Record excerpts:

++++++++

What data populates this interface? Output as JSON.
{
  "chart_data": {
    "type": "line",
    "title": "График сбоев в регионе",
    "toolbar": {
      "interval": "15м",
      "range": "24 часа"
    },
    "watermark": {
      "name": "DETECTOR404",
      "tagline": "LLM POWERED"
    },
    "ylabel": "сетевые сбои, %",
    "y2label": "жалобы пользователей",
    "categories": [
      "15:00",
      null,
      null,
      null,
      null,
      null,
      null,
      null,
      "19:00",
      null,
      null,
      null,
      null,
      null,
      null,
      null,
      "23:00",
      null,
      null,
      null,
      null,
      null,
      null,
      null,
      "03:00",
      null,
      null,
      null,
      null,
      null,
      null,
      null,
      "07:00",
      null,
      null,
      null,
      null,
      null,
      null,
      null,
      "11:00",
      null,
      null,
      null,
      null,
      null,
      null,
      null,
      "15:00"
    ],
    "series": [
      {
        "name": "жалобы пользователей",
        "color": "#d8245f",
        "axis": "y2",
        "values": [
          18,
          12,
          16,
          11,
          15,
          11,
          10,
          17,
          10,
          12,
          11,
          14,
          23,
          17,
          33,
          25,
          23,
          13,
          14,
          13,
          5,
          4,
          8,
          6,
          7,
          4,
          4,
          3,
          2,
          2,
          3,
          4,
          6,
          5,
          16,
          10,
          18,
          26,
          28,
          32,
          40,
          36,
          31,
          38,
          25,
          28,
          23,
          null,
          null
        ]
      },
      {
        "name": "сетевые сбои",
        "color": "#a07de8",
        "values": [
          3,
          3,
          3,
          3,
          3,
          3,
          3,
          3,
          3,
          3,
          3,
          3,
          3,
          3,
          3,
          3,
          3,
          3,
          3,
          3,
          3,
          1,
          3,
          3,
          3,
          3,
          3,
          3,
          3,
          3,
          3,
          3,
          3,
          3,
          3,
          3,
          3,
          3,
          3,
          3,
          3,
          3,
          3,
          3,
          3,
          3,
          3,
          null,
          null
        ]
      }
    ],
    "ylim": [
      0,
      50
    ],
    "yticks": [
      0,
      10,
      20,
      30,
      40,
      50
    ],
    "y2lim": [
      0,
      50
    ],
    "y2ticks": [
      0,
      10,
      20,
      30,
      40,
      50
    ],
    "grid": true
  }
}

++++++++

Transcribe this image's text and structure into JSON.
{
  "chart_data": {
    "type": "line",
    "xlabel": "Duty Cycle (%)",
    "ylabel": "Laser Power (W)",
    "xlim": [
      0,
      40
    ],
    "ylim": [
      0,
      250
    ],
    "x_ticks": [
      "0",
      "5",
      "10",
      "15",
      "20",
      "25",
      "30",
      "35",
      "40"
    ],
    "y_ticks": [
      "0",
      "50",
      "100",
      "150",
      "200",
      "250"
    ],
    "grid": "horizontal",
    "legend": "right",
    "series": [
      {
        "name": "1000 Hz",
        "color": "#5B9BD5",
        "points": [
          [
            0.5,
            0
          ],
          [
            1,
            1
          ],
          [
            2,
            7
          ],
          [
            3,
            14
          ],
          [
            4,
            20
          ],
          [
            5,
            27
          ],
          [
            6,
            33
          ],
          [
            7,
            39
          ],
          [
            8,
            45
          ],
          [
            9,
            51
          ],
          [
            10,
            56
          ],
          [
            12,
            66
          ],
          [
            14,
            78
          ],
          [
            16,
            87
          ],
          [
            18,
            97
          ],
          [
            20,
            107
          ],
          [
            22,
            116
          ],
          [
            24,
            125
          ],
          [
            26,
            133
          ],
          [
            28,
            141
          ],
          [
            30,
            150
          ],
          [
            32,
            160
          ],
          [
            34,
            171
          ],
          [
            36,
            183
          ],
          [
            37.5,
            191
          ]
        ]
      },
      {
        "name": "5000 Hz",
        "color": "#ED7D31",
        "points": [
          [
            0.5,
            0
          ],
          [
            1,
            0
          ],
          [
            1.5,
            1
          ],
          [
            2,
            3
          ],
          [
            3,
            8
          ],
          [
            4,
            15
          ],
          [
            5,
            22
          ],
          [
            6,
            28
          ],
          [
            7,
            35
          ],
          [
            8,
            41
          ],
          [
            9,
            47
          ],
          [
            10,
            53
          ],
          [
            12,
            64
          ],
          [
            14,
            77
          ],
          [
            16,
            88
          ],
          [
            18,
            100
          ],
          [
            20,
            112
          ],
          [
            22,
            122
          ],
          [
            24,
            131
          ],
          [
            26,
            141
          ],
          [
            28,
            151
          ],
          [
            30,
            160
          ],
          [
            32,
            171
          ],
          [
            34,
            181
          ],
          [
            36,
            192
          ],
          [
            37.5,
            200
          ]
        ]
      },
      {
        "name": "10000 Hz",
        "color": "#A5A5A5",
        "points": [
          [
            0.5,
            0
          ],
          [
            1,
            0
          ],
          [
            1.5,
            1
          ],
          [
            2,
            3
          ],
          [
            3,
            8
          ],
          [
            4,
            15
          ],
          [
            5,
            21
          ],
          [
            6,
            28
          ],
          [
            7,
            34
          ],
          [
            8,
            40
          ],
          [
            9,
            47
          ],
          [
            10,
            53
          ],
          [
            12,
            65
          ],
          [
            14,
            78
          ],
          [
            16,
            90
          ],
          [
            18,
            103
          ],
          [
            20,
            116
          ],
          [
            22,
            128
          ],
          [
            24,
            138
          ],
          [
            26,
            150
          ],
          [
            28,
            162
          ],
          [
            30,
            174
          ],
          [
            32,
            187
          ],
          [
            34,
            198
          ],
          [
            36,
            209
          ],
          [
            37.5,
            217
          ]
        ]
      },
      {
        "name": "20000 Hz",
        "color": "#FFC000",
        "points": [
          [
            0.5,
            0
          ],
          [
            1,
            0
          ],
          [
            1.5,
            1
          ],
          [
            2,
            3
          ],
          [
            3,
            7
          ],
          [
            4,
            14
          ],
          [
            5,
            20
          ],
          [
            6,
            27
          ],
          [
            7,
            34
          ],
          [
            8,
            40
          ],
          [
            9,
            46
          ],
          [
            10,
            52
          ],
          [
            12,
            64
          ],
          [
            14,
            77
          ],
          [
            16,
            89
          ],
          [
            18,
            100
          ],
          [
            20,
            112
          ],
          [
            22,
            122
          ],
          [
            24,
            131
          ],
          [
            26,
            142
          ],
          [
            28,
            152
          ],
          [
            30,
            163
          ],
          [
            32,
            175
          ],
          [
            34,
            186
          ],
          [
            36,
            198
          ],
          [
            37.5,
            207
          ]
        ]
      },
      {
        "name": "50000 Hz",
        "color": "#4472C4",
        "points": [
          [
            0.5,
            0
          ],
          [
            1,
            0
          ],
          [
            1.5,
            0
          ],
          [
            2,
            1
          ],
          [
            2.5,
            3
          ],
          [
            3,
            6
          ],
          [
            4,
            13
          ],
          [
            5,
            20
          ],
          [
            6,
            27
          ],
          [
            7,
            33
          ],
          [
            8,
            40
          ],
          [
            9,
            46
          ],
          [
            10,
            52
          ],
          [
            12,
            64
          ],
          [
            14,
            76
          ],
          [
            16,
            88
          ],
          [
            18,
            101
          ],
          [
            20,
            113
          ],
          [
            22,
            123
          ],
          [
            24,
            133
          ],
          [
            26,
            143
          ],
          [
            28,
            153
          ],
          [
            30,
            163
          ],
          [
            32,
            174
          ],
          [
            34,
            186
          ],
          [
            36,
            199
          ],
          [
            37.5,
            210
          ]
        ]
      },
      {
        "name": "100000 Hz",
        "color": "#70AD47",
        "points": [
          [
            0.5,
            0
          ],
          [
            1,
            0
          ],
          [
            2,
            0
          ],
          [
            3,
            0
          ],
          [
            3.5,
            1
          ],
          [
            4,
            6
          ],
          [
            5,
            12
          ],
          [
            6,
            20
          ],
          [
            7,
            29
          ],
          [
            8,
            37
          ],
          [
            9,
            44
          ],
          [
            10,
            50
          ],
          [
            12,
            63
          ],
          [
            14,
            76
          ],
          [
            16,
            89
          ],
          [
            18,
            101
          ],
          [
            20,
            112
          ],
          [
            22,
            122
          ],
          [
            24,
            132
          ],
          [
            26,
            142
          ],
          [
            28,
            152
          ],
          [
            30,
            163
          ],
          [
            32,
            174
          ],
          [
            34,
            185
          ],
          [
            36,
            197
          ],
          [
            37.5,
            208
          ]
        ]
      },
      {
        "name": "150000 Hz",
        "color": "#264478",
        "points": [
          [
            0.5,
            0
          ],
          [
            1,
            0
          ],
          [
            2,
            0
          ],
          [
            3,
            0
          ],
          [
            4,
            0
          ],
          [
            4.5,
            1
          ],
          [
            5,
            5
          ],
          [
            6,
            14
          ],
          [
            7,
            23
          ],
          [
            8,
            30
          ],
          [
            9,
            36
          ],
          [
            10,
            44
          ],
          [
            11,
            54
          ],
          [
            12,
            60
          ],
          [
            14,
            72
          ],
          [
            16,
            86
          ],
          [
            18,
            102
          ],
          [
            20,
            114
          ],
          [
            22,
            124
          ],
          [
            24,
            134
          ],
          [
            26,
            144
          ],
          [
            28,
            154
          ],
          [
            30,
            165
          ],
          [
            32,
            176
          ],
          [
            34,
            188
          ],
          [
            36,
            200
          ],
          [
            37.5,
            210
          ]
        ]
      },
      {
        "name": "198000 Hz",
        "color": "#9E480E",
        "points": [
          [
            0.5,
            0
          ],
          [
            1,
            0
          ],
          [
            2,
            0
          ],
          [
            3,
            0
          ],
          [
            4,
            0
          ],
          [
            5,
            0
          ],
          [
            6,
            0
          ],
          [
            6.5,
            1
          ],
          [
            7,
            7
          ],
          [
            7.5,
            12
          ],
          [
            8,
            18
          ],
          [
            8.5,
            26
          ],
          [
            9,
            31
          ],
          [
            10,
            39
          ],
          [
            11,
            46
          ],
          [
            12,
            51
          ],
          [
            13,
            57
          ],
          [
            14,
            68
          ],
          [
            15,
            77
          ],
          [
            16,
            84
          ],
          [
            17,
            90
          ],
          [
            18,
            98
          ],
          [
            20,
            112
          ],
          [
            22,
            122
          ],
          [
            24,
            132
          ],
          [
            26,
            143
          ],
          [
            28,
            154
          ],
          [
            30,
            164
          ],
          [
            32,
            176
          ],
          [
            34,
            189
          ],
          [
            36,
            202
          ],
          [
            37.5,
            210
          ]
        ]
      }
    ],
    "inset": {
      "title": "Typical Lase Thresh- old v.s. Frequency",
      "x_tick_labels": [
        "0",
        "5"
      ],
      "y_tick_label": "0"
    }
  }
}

++++++++

Exercise details:
Give the number of lines in the material above that have the word "жалобы" in them, and nothing more.

Correct result:
2